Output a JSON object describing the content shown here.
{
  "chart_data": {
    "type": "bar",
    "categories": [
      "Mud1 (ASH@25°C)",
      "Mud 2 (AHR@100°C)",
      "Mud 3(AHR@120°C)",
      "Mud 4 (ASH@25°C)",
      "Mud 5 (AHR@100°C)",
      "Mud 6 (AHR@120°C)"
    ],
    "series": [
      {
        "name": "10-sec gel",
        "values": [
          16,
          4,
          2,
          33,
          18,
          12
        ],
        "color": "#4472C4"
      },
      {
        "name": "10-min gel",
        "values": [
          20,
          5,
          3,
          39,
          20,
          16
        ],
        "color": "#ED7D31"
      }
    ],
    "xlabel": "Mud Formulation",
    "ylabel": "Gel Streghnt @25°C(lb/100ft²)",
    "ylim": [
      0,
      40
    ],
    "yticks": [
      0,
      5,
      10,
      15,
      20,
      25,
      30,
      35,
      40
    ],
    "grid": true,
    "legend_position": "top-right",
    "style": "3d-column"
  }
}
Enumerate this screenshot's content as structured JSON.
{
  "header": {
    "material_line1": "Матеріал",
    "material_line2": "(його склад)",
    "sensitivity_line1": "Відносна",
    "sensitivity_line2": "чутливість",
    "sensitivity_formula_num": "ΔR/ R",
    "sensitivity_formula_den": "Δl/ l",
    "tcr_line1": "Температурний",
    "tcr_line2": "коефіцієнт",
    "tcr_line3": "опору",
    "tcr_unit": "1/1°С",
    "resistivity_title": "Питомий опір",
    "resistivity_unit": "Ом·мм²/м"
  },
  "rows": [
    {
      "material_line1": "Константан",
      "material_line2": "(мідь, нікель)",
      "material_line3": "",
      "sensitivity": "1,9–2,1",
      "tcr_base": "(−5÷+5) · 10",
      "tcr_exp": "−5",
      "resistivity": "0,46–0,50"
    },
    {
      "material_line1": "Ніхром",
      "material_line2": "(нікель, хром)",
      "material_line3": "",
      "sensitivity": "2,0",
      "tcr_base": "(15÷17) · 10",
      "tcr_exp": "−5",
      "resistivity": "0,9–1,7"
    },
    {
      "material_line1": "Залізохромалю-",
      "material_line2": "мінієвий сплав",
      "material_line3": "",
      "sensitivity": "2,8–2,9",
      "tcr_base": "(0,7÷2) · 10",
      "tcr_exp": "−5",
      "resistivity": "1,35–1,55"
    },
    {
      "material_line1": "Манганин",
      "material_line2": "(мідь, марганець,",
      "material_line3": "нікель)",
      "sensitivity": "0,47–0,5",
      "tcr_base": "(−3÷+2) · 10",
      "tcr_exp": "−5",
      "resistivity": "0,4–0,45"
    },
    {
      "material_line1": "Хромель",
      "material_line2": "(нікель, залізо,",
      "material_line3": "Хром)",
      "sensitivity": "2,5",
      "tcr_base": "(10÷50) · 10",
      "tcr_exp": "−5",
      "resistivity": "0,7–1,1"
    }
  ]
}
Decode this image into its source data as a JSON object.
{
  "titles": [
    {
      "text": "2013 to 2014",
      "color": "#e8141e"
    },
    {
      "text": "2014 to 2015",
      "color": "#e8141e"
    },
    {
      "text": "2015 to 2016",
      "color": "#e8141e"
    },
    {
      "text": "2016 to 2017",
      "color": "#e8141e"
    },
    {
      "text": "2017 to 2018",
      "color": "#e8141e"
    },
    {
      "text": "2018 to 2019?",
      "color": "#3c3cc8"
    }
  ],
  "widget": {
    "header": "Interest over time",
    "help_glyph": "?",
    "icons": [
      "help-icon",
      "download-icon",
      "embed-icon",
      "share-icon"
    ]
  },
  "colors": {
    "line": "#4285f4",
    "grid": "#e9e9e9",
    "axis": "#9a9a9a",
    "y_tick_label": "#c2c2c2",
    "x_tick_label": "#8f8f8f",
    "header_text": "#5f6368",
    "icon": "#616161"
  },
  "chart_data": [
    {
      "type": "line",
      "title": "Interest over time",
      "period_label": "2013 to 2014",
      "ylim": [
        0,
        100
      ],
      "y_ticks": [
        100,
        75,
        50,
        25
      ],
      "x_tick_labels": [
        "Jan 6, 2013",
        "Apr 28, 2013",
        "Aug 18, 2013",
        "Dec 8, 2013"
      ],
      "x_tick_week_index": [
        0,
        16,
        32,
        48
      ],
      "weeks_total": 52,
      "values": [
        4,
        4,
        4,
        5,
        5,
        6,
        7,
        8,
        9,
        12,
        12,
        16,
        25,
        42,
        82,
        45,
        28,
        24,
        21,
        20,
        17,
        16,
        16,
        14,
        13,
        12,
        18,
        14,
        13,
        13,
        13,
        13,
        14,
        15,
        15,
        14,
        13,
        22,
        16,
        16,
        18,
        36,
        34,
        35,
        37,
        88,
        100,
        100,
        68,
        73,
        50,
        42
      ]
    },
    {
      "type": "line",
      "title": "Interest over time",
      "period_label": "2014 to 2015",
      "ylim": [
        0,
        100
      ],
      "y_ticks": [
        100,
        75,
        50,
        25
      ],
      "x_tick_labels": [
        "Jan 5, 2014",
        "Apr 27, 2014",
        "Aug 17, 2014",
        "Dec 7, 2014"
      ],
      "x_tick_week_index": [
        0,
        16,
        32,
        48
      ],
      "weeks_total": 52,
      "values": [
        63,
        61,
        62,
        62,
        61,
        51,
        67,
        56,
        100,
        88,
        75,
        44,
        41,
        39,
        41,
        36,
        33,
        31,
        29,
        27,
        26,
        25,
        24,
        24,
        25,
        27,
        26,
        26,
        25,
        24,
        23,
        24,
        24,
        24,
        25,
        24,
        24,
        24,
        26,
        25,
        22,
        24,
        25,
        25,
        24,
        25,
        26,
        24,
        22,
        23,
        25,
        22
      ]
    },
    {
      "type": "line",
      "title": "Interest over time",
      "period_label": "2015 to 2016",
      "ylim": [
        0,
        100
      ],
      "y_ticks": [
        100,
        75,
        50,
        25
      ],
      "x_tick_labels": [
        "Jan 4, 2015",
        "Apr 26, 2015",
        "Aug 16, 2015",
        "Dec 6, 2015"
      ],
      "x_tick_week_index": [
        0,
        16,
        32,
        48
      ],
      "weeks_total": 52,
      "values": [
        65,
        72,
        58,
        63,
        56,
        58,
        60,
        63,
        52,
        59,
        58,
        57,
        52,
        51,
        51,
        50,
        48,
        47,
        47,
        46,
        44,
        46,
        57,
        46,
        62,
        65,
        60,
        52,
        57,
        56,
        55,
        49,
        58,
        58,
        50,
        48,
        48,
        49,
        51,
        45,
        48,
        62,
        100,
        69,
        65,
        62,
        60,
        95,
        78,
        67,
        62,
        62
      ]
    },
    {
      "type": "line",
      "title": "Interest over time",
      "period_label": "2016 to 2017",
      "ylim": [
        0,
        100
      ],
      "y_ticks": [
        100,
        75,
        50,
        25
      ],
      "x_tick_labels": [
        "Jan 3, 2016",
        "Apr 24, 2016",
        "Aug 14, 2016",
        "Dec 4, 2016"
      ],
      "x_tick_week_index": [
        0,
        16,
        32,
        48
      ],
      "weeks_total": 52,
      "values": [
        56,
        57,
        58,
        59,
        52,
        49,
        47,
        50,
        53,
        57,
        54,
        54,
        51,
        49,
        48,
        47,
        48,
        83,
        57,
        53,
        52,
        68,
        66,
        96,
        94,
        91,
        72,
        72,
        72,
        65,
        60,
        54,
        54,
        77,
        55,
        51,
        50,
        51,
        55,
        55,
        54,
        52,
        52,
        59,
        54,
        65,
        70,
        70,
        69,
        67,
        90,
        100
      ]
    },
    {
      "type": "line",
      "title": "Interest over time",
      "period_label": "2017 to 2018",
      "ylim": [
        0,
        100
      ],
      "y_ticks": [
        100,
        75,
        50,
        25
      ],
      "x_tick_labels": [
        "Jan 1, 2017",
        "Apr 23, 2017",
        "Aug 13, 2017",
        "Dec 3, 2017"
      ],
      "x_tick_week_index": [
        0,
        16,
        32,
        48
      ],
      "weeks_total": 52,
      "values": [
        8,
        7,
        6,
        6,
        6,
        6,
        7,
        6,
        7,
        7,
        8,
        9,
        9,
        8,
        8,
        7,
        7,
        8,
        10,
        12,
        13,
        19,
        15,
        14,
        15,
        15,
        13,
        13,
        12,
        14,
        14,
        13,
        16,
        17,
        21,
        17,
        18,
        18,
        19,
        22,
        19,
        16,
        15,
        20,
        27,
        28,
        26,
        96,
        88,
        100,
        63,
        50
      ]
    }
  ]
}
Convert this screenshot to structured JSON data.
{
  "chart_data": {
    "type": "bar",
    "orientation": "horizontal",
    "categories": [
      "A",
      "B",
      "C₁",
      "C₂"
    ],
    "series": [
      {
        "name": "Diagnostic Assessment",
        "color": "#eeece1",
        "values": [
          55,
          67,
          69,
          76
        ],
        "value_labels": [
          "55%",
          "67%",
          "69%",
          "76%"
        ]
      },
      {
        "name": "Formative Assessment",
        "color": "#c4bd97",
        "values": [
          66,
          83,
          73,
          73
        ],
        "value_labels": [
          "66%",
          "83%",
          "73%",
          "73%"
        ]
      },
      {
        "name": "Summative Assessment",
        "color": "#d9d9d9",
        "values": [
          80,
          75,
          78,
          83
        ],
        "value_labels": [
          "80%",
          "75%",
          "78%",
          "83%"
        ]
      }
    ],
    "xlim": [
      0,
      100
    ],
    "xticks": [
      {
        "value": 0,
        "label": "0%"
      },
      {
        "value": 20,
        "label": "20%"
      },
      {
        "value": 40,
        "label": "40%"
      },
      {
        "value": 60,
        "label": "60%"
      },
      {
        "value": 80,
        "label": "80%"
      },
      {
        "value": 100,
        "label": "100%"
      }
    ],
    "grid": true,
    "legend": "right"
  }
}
——————
Repeat the lines from the one containing "Convert this screenshot" through the end of the listing, exactly and without any other lines; both ends are included.

Convert this screenshot to structured JSON data.
{
  "chart_data": {
    "type": "bar",
    "orientation": "horizontal",
    "categories": [
      "A",
      "B",
      "C₁",
      "C₂"
    ],
    "series": [
      {
        "name": "Diagnostic Assessment",
        "color": "#eeece1",
        "values": [
          55,
          67,
          69,
          76
        ],
        "value_labels": [
          "55%",
          "67%",
          "69%",
          "76%"
        ]
      },
      {
        "name": "Formative Assessment",
        "color": "#c4bd97",
        "values": [
          66,
          83,
          73,
          73
        ],
        "value_labels": [
          "66%",
          "83%",
          "73%",
          "73%"
        ]
      },
      {
        "name": "Summative Assessment",
        "color": "#d9d9d9",
        "values": [
          80,
          75,
          78,
          83
        ],
        "value_labels": [
          "80%",
          "75%",
          "78%",
          "83%"
        ]
      }
    ],
    "xlim": [
      0,
      100
    ],
    "xticks": [
      {
        "value": 0,
        "label": "0%"
      },
      {
        "value": 20,
        "label": "20%"
      },
      {
        "value": 40,
        "label": "40%"
      },
      {
        "value": 60,
        "label": "60%"
      },
      {
        "value": 80,
        "label": "80%"
      },
      {
        "value": 100,
        "label": "100%"
      }
    ],
    "grid": true,
    "legend": "right"
  }
}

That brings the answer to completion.